(WHAT YOU WILL DO):
Can you write out the listing word for word, starting with its first line and going on through the line with "- staticText: Page View: [12, 38, 44, 47]", including that line?

(TASK INPUTS):

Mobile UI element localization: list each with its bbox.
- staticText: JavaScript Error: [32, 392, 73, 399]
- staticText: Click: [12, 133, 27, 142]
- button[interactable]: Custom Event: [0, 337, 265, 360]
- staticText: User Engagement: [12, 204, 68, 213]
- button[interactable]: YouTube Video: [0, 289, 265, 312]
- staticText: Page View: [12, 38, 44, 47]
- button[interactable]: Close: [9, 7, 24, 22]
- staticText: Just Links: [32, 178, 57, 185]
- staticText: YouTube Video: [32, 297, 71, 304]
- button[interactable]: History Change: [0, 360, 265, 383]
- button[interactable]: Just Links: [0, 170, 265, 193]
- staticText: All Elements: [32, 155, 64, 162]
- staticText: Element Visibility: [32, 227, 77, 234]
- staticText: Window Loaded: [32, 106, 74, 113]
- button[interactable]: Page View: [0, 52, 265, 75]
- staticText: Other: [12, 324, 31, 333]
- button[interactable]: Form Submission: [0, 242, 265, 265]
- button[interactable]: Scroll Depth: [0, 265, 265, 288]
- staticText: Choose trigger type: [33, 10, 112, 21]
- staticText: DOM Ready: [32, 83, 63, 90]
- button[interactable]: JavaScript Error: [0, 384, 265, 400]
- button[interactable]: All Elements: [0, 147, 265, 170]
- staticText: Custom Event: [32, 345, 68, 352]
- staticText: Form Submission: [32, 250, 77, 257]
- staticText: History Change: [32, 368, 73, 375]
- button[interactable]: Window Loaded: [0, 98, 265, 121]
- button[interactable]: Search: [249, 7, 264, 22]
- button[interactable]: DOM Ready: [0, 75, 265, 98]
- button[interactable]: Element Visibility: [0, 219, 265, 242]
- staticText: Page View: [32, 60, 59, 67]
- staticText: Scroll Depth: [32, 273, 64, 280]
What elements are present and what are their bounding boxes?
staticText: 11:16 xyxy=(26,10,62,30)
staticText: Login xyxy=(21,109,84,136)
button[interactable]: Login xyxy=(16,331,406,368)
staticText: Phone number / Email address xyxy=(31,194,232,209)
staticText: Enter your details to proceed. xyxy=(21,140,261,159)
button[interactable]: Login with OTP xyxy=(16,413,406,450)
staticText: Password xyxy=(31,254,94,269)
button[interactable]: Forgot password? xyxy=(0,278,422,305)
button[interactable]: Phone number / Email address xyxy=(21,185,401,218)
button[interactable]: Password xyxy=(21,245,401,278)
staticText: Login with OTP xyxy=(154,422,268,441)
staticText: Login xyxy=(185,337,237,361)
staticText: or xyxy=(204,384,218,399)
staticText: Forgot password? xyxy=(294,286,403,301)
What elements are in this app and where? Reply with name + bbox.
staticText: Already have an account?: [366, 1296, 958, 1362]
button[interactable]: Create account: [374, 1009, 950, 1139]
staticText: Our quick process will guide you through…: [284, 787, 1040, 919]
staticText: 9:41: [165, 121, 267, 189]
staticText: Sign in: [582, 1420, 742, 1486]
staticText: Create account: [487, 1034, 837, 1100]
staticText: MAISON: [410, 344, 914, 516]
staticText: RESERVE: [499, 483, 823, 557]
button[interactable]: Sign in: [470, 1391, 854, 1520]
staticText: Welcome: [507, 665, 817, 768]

(TASK ANSWER):
Mobile UI element localization: list each with its bbox.
- staticText: JavaScript Error: [32, 392, 73, 399]
- staticText: Click: [12, 133, 27, 142]
- button[interactable]: Custom Event: [0, 337, 265, 360]
- staticText: User Engagement: [12, 204, 68, 213]
- button[interactable]: YouTube Video: [0, 289, 265, 312]
- staticText: Page View: [12, 38, 44, 47]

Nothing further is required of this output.